▶ [Listes de localisation des éléments]

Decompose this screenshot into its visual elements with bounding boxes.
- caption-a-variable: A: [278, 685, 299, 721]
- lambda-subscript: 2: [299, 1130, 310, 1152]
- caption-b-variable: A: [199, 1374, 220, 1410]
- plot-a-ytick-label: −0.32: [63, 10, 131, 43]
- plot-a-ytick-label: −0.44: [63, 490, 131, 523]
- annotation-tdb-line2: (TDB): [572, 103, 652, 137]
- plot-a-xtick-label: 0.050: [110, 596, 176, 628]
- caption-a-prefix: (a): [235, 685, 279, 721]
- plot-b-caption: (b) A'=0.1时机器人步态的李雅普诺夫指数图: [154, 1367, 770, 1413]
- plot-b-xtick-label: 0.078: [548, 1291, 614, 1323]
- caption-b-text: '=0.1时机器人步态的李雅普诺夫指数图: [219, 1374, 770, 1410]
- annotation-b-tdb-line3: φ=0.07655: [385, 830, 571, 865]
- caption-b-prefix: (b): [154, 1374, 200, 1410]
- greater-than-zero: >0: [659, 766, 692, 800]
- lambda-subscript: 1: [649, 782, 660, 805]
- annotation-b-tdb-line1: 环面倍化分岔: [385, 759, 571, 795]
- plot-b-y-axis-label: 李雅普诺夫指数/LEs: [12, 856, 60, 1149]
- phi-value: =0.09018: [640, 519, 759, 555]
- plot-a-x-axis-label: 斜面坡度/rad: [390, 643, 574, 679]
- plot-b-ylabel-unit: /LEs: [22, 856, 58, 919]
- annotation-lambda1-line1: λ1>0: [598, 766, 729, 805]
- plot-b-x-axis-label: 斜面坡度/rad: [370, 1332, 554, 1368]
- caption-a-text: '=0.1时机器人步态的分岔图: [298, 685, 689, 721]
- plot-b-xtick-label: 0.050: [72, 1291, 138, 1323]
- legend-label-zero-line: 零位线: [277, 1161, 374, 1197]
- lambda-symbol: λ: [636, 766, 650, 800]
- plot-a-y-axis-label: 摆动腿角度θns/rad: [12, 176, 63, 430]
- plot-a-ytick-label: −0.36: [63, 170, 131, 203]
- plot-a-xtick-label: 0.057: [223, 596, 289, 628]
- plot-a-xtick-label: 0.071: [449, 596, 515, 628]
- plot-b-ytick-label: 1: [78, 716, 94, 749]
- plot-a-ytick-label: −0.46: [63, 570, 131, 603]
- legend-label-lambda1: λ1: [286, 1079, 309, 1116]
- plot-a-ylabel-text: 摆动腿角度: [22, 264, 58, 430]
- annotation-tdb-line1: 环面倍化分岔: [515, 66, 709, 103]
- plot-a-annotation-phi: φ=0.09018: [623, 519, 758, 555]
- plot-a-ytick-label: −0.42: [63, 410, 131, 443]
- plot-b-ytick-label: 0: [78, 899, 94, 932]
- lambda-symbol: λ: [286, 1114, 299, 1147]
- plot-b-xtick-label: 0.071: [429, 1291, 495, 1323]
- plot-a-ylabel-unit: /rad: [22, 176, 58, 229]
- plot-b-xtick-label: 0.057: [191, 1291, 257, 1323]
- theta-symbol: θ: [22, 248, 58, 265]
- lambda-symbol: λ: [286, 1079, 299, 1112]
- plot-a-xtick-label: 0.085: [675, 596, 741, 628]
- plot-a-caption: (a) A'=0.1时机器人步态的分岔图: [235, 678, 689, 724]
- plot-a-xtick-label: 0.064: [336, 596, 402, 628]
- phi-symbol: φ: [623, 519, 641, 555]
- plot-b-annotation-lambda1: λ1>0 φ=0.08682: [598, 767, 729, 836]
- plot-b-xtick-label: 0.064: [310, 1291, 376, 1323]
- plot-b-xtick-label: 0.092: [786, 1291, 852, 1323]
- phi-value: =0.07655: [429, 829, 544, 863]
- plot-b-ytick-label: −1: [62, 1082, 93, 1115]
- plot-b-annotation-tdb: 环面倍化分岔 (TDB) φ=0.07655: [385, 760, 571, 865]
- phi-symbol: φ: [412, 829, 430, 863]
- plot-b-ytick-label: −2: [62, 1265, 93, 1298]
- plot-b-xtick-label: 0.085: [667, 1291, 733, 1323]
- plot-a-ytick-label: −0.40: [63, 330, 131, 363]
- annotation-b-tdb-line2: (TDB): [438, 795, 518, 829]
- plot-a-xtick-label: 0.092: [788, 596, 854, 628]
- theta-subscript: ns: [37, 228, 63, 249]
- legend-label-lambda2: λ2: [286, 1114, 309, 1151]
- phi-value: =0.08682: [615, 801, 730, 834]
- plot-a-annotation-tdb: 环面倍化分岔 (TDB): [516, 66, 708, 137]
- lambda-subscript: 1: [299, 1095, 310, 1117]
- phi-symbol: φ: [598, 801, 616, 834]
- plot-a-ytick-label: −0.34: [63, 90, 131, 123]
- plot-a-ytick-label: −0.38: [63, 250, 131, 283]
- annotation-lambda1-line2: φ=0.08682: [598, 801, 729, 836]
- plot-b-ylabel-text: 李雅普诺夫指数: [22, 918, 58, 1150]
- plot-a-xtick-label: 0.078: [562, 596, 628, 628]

▶ [CONSIGNES] Disposez toutes les lignes du listing ci-dessus en une liste JSON de chaînes, à raison d'une chaîne par ligne, en omettant les lignes vides.

▶ [SOLUTION DU PROBLÈME]
[
  "Decompose this screenshot into its visual elements with bounding boxes.",
  "- caption-a-variable: A: [278, 685, 299, 721]",
  "- lambda-subscript: 2: [299, 1130, 310, 1152]",
  "- caption-b-variable: A: [199, 1374, 220, 1410]",
  "- plot-a-ytick-label: −0.32: [63, 10, 131, 43]",
  "- plot-a-ytick-label: −0.44: [63, 490, 131, 523]",
  "- annotation-tdb-line2: (TDB): [572, 103, 652, 137]",
  "- plot-a-xtick-label: 0.050: [110, 596, 176, 628]",
  "- caption-a-prefix: (a): [235, 685, 279, 721]",
  "- plot-b-caption: (b) A'=0.1时机器人步态的李雅普诺夫指数图: [154, 1367, 770, 1413]",
  "- plot-b-xtick-label: 0.078: [548, 1291, 614, 1323]",
  "- caption-b-text: '=0.1时机器人步态的李雅普诺夫指数图: [219, 1374, 770, 1410]",
  "- annotation-b-tdb-line3: φ=0.07655: [385, 830, 571, 865]",
  "- caption-b-prefix: (b): [154, 1374, 200, 1410]",
  "- greater-than-zero: >0: [659, 766, 692, 800]",
  "- lambda-subscript: 1: [649, 782, 660, 805]",
  "- annotation-b-tdb-line1: 环面倍化分岔: [385, 759, 571, 795]",
  "- plot-b-y-axis-label: 李雅普诺夫指数/LEs: [12, 856, 60, 1149]",
  "- phi-value: =0.09018: [640, 519, 759, 555]",
  "- plot-a-x-axis-label: 斜面坡度/rad: [390, 643, 574, 679]",
  "- plot-b-ylabel-unit: /LEs: [22, 856, 58, 919]",
  "- annotation-lambda1-line1: λ1>0: [598, 766, 729, 805]",
  "- plot-b-x-axis-label: 斜面坡度/rad: [370, 1332, 554, 1368]",
  "- caption-a-text: '=0.1时机器人步态的分岔图: [298, 685, 689, 721]",
  "- plot-b-xtick-label: 0.050: [72, 1291, 138, 1323]",
  "- legend-label-zero-line: 零位线: [277, 1161, 374, 1197]",
  "- lambda-symbol: λ: [636, 766, 650, 800]",
  "- plot-a-y-axis-label: 摆动腿角度θns/rad: [12, 176, 63, 430]",
  "- plot-a-ytick-label: −0.36: [63, 170, 131, 203]",
  "- plot-a-xtick-label: 0.057: [223, 596, 289, 628]",
  "- plot-a-xtick-label: 0.071: [449, 596, 515, 628]",
  "- plot-b-ytick-label: 1: [78, 716, 94, 749]",
  "- plot-a-ytick-label: −0.46: [63, 570, 131, 603]",
  "- legend-label-lambda1: λ1: [286, 1079, 309, 1116]",
  "- plot-a-ylabel-text: 摆动腿角度: [22, 264, 58, 430]",
  "- annotation-tdb-line1: 环面倍化分岔: [515, 66, 709, 103]",
  "- plot-a-annotation-phi: φ=0.09018: [623, 519, 758, 555]",
  "- plot-a-ytick-label: −0.42: [63, 410, 131, 443]",
  "- plot-b-ytick-label: 0: [78, 899, 94, 932]",
  "- lambda-symbol: λ: [286, 1114, 299, 1147]",
  "- plot-b-xtick-label: 0.071: [429, 1291, 495, 1323]",
  "- plot-a-ylabel-unit: /rad: [22, 176, 58, 229]",
  "- plot-b-xtick-label: 0.057: [191, 1291, 257, 1323]",
  "- theta-symbol: θ: [22, 248, 58, 265]",
  "- lambda-symbol: λ: [286, 1079, 299, 1112]",
  "- plot-a-xtick-label: 0.085: [675, 596, 741, 628]",
  "- plot-a-caption: (a) A'=0.1时机器人步态的分岔图: [235, 678, 689, 724]",
  "- plot-a-xtick-label: 0.064: [336, 596, 402, 628]",
  "- phi-symbol: φ: [623, 519, 641, 555]",
  "- plot-b-annotation-lambda1: λ1>0 φ=0.08682: [598, 767, 729, 836]",
  "- plot-b-xtick-label: 0.064: [310, 1291, 376, 1323]",
  "- plot-b-xtick-label: 0.092: [786, 1291, 852, 1323]",
  "- phi-value: =0.07655: [429, 829, 544, 863]",
  "- plot-b-ytick-label: −1: [62, 1082, 93, 1115]",
  "- plot-b-annotation-tdb: 环面倍化分岔 (TDB) φ=0.07655: [385, 760, 571, 865]",
  "- phi-symbol: φ: [412, 829, 430, 863]",
  "- plot-b-ytick-label: −2: [62, 1265, 93, 1298]",
  "- plot-b-xtick-label: 0.085: [667, 1291, 733, 1323]",
  "- plot-a-ytick-label: −0.40: [63, 330, 131, 363]",
  "- annotation-b-tdb-line2: (TDB): [438, 795, 518, 829]",
  "- plot-a-xtick-label: 0.092: [788, 596, 854, 628]",
  "- theta-subscript: ns: [37, 228, 63, 249]",
  "- legend-label-lambda2: λ2: [286, 1114, 309, 1151]",
  "- phi-value: =0.08682: [615, 801, 730, 834]",
  "- plot-a-annotation-tdb: 环面倍化分岔 (TDB): [516, 66, 708, 137]",
  "- lambda-subscript: 1: [299, 1095, 310, 1117]",
  "- phi-symbol: φ: [598, 801, 616, 834]",
  "- plot-a-ytick-label: −0.34: [63, 90, 131, 123]",
  "- plot-a-ytick-label: −0.38: [63, 250, 131, 283]",
  "- annotation-lambda1-line2: φ=0.08682: [598, 801, 729, 836]",
  "- plot-b-ylabel-text: 李雅普诺夫指数: [22, 918, 58, 1150]",
  "- plot-a-xtick-label: 0.078: [562, 596, 628, 628]"
]